____ Provided entries

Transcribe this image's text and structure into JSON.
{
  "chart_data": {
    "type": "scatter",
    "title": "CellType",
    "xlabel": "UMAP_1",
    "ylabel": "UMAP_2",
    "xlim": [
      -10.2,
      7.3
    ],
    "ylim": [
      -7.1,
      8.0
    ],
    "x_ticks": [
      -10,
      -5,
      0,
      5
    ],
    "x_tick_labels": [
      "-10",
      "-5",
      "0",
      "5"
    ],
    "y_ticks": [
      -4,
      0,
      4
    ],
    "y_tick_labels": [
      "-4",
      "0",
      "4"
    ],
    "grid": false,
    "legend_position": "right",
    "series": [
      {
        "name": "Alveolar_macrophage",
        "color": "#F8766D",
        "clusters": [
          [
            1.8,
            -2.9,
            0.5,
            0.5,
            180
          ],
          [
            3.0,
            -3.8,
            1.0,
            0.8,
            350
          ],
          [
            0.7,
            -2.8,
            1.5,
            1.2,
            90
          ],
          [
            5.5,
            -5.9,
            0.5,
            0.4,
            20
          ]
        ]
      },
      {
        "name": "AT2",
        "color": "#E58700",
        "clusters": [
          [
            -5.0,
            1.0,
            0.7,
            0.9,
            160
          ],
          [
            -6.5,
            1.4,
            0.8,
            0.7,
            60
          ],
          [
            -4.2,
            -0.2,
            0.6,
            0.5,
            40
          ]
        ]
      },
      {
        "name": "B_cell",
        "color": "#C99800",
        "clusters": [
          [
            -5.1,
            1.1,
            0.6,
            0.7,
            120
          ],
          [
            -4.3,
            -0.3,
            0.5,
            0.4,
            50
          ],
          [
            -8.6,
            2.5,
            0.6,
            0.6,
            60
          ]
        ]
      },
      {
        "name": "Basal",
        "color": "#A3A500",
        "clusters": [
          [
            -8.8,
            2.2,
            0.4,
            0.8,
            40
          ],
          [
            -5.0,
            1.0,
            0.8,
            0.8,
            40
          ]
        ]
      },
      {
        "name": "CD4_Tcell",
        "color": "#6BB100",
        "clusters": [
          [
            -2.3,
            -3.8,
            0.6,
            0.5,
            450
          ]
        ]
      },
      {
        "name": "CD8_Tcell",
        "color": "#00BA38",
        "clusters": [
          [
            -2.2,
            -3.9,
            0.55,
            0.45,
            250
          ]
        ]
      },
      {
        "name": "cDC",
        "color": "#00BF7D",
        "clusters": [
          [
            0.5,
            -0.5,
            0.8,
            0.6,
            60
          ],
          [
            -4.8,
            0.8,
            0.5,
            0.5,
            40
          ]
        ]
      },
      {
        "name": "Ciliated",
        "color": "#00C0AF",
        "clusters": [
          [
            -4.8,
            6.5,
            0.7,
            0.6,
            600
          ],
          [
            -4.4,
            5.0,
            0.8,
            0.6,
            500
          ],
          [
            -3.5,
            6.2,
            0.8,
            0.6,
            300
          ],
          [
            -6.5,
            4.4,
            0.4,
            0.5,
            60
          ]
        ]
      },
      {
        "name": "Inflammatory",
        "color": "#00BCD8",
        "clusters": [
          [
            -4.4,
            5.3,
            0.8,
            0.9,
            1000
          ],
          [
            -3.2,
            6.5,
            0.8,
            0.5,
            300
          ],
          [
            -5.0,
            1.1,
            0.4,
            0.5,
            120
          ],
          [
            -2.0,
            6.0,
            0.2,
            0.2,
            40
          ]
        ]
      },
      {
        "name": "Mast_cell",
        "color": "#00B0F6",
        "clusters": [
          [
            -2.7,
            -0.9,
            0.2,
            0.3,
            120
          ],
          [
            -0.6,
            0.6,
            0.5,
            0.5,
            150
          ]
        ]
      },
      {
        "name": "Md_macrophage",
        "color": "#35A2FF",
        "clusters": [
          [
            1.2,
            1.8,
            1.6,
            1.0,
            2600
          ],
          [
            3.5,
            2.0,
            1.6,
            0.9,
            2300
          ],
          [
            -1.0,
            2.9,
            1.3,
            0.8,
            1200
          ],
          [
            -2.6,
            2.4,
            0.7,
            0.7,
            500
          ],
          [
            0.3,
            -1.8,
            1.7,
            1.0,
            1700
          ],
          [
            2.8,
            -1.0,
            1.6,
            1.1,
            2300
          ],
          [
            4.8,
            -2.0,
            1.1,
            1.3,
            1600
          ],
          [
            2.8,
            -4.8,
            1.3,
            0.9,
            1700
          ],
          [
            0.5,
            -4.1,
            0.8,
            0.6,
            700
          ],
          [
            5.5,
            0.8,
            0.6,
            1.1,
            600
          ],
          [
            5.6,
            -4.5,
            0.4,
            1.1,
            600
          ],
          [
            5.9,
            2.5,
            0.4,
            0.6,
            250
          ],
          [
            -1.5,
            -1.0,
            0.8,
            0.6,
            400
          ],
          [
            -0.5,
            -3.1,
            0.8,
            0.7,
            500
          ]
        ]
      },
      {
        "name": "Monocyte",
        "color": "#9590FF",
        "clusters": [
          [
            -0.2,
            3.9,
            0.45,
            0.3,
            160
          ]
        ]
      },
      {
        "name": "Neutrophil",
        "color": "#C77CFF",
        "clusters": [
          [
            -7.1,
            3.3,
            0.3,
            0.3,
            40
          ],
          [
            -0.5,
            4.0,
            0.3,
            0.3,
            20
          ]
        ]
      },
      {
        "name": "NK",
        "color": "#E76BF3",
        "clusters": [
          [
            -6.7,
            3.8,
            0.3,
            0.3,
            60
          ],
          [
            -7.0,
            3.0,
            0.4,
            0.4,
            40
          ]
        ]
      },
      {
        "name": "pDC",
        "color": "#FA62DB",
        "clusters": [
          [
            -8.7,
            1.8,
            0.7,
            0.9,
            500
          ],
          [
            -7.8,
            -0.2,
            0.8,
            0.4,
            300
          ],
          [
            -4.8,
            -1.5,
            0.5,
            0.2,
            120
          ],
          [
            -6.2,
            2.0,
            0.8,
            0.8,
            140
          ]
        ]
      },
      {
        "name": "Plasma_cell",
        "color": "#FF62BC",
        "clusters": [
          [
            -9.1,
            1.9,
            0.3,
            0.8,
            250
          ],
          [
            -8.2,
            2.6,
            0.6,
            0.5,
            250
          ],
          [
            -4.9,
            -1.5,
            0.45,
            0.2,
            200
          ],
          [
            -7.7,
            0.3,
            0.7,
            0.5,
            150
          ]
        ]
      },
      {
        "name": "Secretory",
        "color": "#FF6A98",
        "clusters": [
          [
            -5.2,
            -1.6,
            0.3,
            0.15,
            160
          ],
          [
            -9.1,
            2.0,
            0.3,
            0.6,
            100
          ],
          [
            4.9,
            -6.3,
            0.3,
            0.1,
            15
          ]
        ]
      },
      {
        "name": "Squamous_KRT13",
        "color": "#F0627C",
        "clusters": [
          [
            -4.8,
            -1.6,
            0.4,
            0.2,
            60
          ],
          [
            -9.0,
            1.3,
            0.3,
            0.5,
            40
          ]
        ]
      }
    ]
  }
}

________

» Requirements
Return all of the data exactly as it reads.

» Written solution
Transcribe this image's text and structure into JSON.
{
  "chart_data": {
    "type": "scatter",
    "title": "CellType",
    "xlabel": "UMAP_1",
    "ylabel": "UMAP_2",
    "xlim": [
      -10.2,
      7.3
    ],
    "ylim": [
      -7.1,
      8.0
    ],
    "x_ticks": [
      -10,
      -5,
      0,
      5
    ],
    "x_tick_labels": [
      "-10",
      "-5",
      "0",
      "5"
    ],
    "y_ticks": [
      -4,
      0,
      4
    ],
    "y_tick_labels": [
      "-4",
      "0",
      "4"
    ],
    "grid": false,
    "legend_position": "right",
    "series": [
      {
        "name": "Alveolar_macrophage",
        "color": "#F8766D",
        "clusters": [
          [
            1.8,
            -2.9,
            0.5,
            0.5,
            180
          ],
          [
            3.0,
            -3.8,
            1.0,
            0.8,
            350
          ],
          [
            0.7,
            -2.8,
            1.5,
            1.2,
            90
          ],
          [
            5.5,
            -5.9,
            0.5,
            0.4,
            20
          ]
        ]
      },
      {
        "name": "AT2",
        "color": "#E58700",
        "clusters": [
          [
            -5.0,
            1.0,
            0.7,
            0.9,
            160
          ],
          [
            -6.5,
            1.4,
            0.8,
            0.7,
            60
          ],
          [
            -4.2,
            -0.2,
            0.6,
            0.5,
            40
          ]
        ]
      },
      {
        "name": "B_cell",
        "color": "#C99800",
        "clusters": [
          [
            -5.1,
            1.1,
            0.6,
            0.7,
            120
          ],
          [
            -4.3,
            -0.3,
            0.5,
            0.4,
            50
          ],
          [
            -8.6,
            2.5,
            0.6,
            0.6,
            60
          ]
        ]
      },
      {
        "name": "Basal",
        "color": "#A3A500",
        "clusters": [
          [
            -8.8,
            2.2,
            0.4,
            0.8,
            40
          ],
          [
            -5.0,
            1.0,
            0.8,
            0.8,
            40
          ]
        ]
      },
      {
        "name": "CD4_Tcell",
        "color": "#6BB100",
        "clusters": [
          [
            -2.3,
            -3.8,
            0.6,
            0.5,
            450
          ]
        ]
      },
      {
        "name": "CD8_Tcell",
        "color": "#00BA38",
        "clusters": [
          [
            -2.2,
            -3.9,
            0.55,
            0.45,
            250
          ]
        ]
      },
      {
        "name": "cDC",
        "color": "#00BF7D",
        "clusters": [
          [
            0.5,
            -0.5,
            0.8,
            0.6,
            60
          ],
          [
            -4.8,
            0.8,
            0.5,
            0.5,
            40
          ]
        ]
      },
      {
        "name": "Ciliated",
        "color": "#00C0AF",
        "clusters": [
          [
            -4.8,
            6.5,
            0.7,
            0.6,
            600
          ],
          [
            -4.4,
            5.0,
            0.8,
            0.6,
            500
          ],
          [
            -3.5,
            6.2,
            0.8,
            0.6,
            300
          ],
          [
            -6.5,
            4.4,
            0.4,
            0.5,
            60
          ]
        ]
      },
      {
        "name": "Inflammatory",
        "color": "#00BCD8",
        "clusters": [
          [
            -4.4,
            5.3,
            0.8,
            0.9,
            1000
          ],
          [
            -3.2,
            6.5,
            0.8,
            0.5,
            300
          ],
          [
            -5.0,
            1.1,
            0.4,
            0.5,
            120
          ],
          [
            -2.0,
            6.0,
            0.2,
            0.2,
            40
          ]
        ]
      },
      {
        "name": "Mast_cell",
        "color": "#00B0F6",
        "clusters": [
          [
            -2.7,
            -0.9,
            0.2,
            0.3,
            120
          ],
          [
            -0.6,
            0.6,
            0.5,
            0.5,
            150
          ]
        ]
      },
      {
        "name": "Md_macrophage",
        "color": "#35A2FF",
        "clusters": [
          [
            1.2,
            1.8,
            1.6,
            1.0,
            2600
          ],
          [
            3.5,
            2.0,
            1.6,
            0.9,
            2300
          ],
          [
            -1.0,
            2.9,
            1.3,
            0.8,
            1200
          ],
          [
            -2.6,
            2.4,
            0.7,
            0.7,
            500
          ],
          [
            0.3,
            -1.8,
            1.7,
            1.0,
            1700
          ],
          [
            2.8,
            -1.0,
            1.6,
            1.1,
            2300
          ],
          [
            4.8,
            -2.0,
            1.1,
            1.3,
            1600
          ],
          [
            2.8,
            -4.8,
            1.3,
            0.9,
            1700
          ],
          [
            0.5,
            -4.1,
            0.8,
            0.6,
            700
          ],
          [
            5.5,
            0.8,
            0.6,
            1.1,
            600
          ],
          [
            5.6,
            -4.5,
            0.4,
            1.1,
            600
          ],
          [
            5.9,
            2.5,
            0.4,
            0.6,
            250
          ],
          [
            -1.5,
            -1.0,
            0.8,
            0.6,
            400
          ],
          [
            -0.5,
            -3.1,
            0.8,
            0.7,
            500
          ]
        ]
      },
      {
        "name": "Monocyte",
        "color": "#9590FF",
        "clusters": [
          [
            -0.2,
            3.9,
            0.45,
            0.3,
            160
          ]
        ]
      },
      {
        "name": "Neutrophil",
        "color": "#C77CFF",
        "clusters": [
          [
            -7.1,
            3.3,
            0.3,
            0.3,
            40
          ],
          [
            -0.5,
            4.0,
            0.3,
            0.3,
            20
          ]
        ]
      },
      {
        "name": "NK",
        "color": "#E76BF3",
        "clusters": [
          [
            -6.7,
            3.8,
            0.3,
            0.3,
            60
          ],
          [
            -7.0,
            3.0,
            0.4,
            0.4,
            40
          ]
        ]
      },
      {
        "name": "pDC",
        "color": "#FA62DB",
        "clusters": [
          [
            -8.7,
            1.8,
            0.7,
            0.9,
            500
          ],
          [
            -7.8,
            -0.2,
            0.8,
            0.4,
            300
          ],
          [
            -4.8,
            -1.5,
            0.5,
            0.2,
            120
          ],
          [
            -6.2,
            2.0,
            0.8,
            0.8,
            140
          ]
        ]
      },
      {
        "name": "Plasma_cell",
        "color": "#FF62BC",
        "clusters": [
          [
            -9.1,
            1.9,
            0.3,
            0.8,
            250
          ],
          [
            -8.2,
            2.6,
            0.6,
            0.5,
            250
          ],
          [
            -4.9,
            -1.5,
            0.45,
            0.2,
            200
          ],
          [
            -7.7,
            0.3,
            0.7,
            0.5,
            150
          ]
        ]
      },
      {
        "name": "Secretory",
        "color": "#FF6A98",
        "clusters": [
          [
            -5.2,
            -1.6,
            0.3,
            0.15,
            160
          ],
          [
            -9.1,
            2.0,
            0.3,
            0.6,
            100
          ],
          [
            4.9,
            -6.3,
            0.3,
            0.1,
            15
          ]
        ]
      },
      {
        "name": "Squamous_KRT13",
        "color": "#F0627C",
        "clusters": [
          [
            -4.8,
            -1.6,
            0.4,
            0.2,
            60
          ],
          [
            -9.0,
            1.3,
            0.3,
            0.5,
            40
          ]
        ]
      }
    ]
  }
}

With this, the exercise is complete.